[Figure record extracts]
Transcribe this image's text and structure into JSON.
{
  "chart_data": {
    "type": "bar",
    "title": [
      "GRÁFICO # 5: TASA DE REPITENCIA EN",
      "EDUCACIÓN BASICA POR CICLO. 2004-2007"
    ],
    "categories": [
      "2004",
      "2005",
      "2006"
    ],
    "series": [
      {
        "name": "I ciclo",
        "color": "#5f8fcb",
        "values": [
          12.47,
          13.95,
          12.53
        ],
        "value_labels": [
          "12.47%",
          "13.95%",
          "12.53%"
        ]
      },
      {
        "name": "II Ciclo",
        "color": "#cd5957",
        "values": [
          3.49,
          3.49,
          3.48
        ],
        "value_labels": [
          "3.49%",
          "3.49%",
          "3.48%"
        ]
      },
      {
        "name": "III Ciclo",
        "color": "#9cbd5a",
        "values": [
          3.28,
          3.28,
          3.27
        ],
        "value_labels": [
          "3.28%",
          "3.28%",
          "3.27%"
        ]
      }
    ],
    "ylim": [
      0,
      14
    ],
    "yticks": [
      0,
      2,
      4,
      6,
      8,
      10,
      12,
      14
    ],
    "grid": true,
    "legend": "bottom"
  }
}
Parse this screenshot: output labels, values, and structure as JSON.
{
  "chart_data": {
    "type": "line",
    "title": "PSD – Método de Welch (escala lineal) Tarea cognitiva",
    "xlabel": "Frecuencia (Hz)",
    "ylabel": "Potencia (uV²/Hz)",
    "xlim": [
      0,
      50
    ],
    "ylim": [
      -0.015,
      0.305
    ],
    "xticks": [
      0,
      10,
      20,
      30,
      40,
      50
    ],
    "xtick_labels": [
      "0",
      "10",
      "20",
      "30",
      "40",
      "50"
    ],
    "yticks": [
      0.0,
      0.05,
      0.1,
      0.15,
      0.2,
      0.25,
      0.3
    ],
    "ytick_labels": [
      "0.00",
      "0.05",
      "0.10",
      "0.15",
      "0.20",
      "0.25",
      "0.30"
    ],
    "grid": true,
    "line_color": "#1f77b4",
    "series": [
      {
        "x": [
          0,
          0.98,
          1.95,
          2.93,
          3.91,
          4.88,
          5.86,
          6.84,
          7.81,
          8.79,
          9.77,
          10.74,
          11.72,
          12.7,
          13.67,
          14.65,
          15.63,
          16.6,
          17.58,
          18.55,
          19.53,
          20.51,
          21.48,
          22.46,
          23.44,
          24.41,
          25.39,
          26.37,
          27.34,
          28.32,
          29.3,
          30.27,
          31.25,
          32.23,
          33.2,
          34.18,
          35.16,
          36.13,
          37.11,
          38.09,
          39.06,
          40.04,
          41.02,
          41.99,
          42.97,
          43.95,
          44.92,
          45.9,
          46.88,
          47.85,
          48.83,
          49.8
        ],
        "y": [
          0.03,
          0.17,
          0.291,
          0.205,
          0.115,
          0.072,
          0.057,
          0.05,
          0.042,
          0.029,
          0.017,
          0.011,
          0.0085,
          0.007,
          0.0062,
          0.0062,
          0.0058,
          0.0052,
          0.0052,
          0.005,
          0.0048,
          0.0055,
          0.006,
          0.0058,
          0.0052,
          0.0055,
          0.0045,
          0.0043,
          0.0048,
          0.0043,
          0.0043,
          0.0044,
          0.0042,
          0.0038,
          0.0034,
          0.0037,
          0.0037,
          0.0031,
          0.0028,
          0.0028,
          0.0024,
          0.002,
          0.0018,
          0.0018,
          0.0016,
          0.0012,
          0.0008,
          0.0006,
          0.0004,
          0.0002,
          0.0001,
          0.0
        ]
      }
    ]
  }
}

— What the task asks —
Repeat every record exactly as written, please.

— Reply —
Transcribe this image's text and structure into JSON.
{
  "chart_data": {
    "type": "bar",
    "title": [
      "GRÁFICO # 5: TASA DE REPITENCIA EN",
      "EDUCACIÓN BASICA POR CICLO. 2004-2007"
    ],
    "categories": [
      "2004",
      "2005",
      "2006"
    ],
    "series": [
      {
        "name": "I ciclo",
        "color": "#5f8fcb",
        "values": [
          12.47,
          13.95,
          12.53
        ],
        "value_labels": [
          "12.47%",
          "13.95%",
          "12.53%"
        ]
      },
      {
        "name": "II Ciclo",
        "color": "#cd5957",
        "values": [
          3.49,
          3.49,
          3.48
        ],
        "value_labels": [
          "3.49%",
          "3.49%",
          "3.48%"
        ]
      },
      {
        "name": "III Ciclo",
        "color": "#9cbd5a",
        "values": [
          3.28,
          3.28,
          3.27
        ],
        "value_labels": [
          "3.28%",
          "3.28%",
          "3.27%"
        ]
      }
    ],
    "ylim": [
      0,
      14
    ],
    "yticks": [
      0,
      2,
      4,
      6,
      8,
      10,
      12,
      14
    ],
    "grid": true,
    "legend": "bottom"
  }
}
Parse this screenshot: output labels, values, and structure as JSON.
{
  "chart_data": {
    "type": "line",
    "title": "PSD – Método de Welch (escala lineal) Tarea cognitiva",
    "xlabel": "Frecuencia (Hz)",
    "ylabel": "Potencia (uV²/Hz)",
    "xlim": [
      0,
      50
    ],
    "ylim": [
      -0.015,
      0.305
    ],
    "xticks": [
      0,
      10,
      20,
      30,
      40,
      50
    ],
    "xtick_labels": [
      "0",
      "10",
      "20",
      "30",
      "40",
      "50"
    ],
    "yticks": [
      0.0,
      0.05,
      0.1,
      0.15,
      0.2,
      0.25,
      0.3
    ],
    "ytick_labels": [
      "0.00",
      "0.05",
      "0.10",
      "0.15",
      "0.20",
      "0.25",
      "0.30"
    ],
    "grid": true,
    "line_color": "#1f77b4",
    "series": [
      {
        "x": [
          0,
          0.98,
          1.95,
          2.93,
          3.91,
          4.88,
          5.86,
          6.84,
          7.81,
          8.79,
          9.77,
          10.74,
          11.72,
          12.7,
          13.67,
          14.65,
          15.63,
          16.6,
          17.58,
          18.55,
          19.53,
          20.51,
          21.48,
          22.46,
          23.44,
          24.41,
          25.39,
          26.37,
          27.34,
          28.32,
          29.3,
          30.27,
          31.25,
          32.23,
          33.2,
          34.18,
          35.16,
          36.13,
          37.11,
          38.09,
          39.06,
          40.04,
          41.02,
          41.99,
          42.97,
          43.95,
          44.92,
          45.9,
          46.88,
          47.85,
          48.83,
          49.8
        ],
        "y": [
          0.03,
          0.17,
          0.291,
          0.205,
          0.115,
          0.072,
          0.057,
          0.05,
          0.042,
          0.029,
          0.017,
          0.011,
          0.0085,
          0.007,
          0.0062,
          0.0062,
          0.0058,
          0.0052,
          0.0052,
          0.005,
          0.0048,
          0.0055,
          0.006,
          0.0058,
          0.0052,
          0.0055,
          0.0045,
          0.0043,
          0.0048,
          0.0043,
          0.0043,
          0.0044,
          0.0042,
          0.0038,
          0.0034,
          0.0037,
          0.0037,
          0.0031,
          0.0028,
          0.0028,
          0.0024,
          0.002,
          0.0018,
          0.0018,
          0.0016,
          0.0012,
          0.0008,
          0.0006,
          0.0004,
          0.0002,
          0.0001,
          0.0
        ]
      }
    ]
  }
}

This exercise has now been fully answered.